Task requirements:
Here are some records; quote them exactly, leaving out the pictures.

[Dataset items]
====================

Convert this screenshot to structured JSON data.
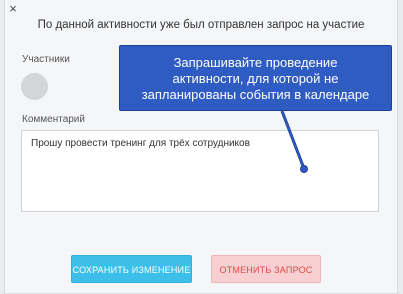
{
  "dialog": {
    "close_icon": "×",
    "notice": "По данной активности уже был отправлен запрос на участие",
    "participants_label": "Участники",
    "comment_label": "Комментарий",
    "comment_value": "Прошу провести тренинг для трёх сотрудников",
    "save_button": "СОХРАНИТЬ ИЗМЕНЕНИЕ",
    "cancel_button": "ОТМЕНИТЬ ЗАПРОС"
  },
  "callout": {
    "lines": [
      "Запрашивайте проведение",
      "активности, для которой не",
      "запланированы события в календаре"
    ]
  },
  "colors": {
    "save_bg": "#3cc0ea",
    "cancel_bg": "#f7cfd0",
    "cancel_text": "#e0484b",
    "callout_bg": "#2f5cc3"
  }
}
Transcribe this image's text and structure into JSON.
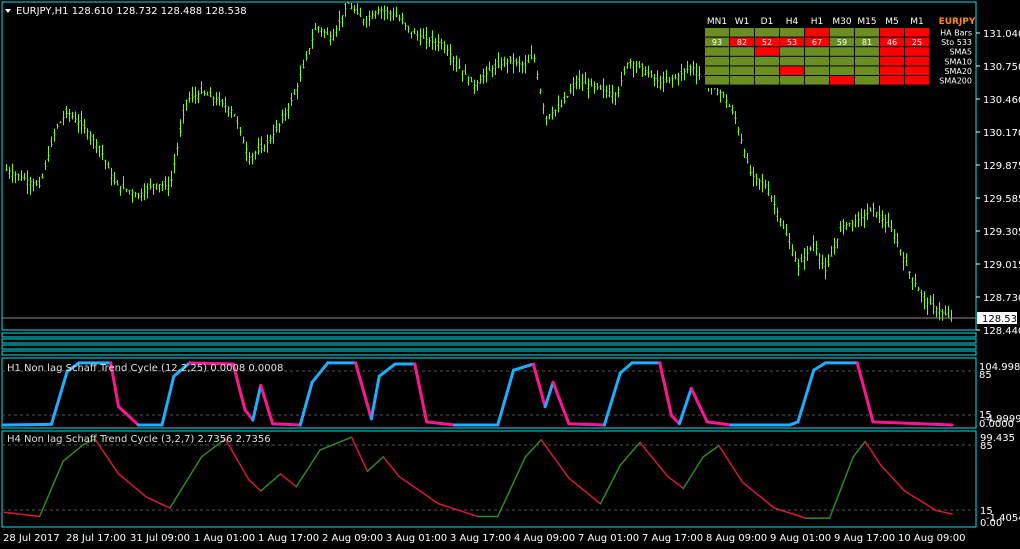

====================

Response to the task:
Convert this screenshot to structured JSON data.
{
  "dialog": {
    "close_icon": "×",
    "notice": "По данной активности уже был отправлен запрос на участие",
    "participants_label": "Участники",
    "comment_label": "Комментарий",
    "comment_value": "Прошу провести тренинг для трёх сотрудников",
    "save_button": "СОХРАНИТЬ ИЗМЕНЕНИЕ",
    "cancel_button": "ОТМЕНИТЬ ЗАПРОС"
  },
  "callout": {
    "lines": [
      "Запрашивайте проведение",
      "активности, для которой не",
      "запланированы события в календаре"
    ]
  },
  "colors": {
    "save_bg": "#3cc0ea",
    "cancel_bg": "#f7cfd0",
    "cancel_text": "#e0484b",
    "callout_bg": "#2f5cc3"
  }
}
Transcribe this image's text and structure into JSON.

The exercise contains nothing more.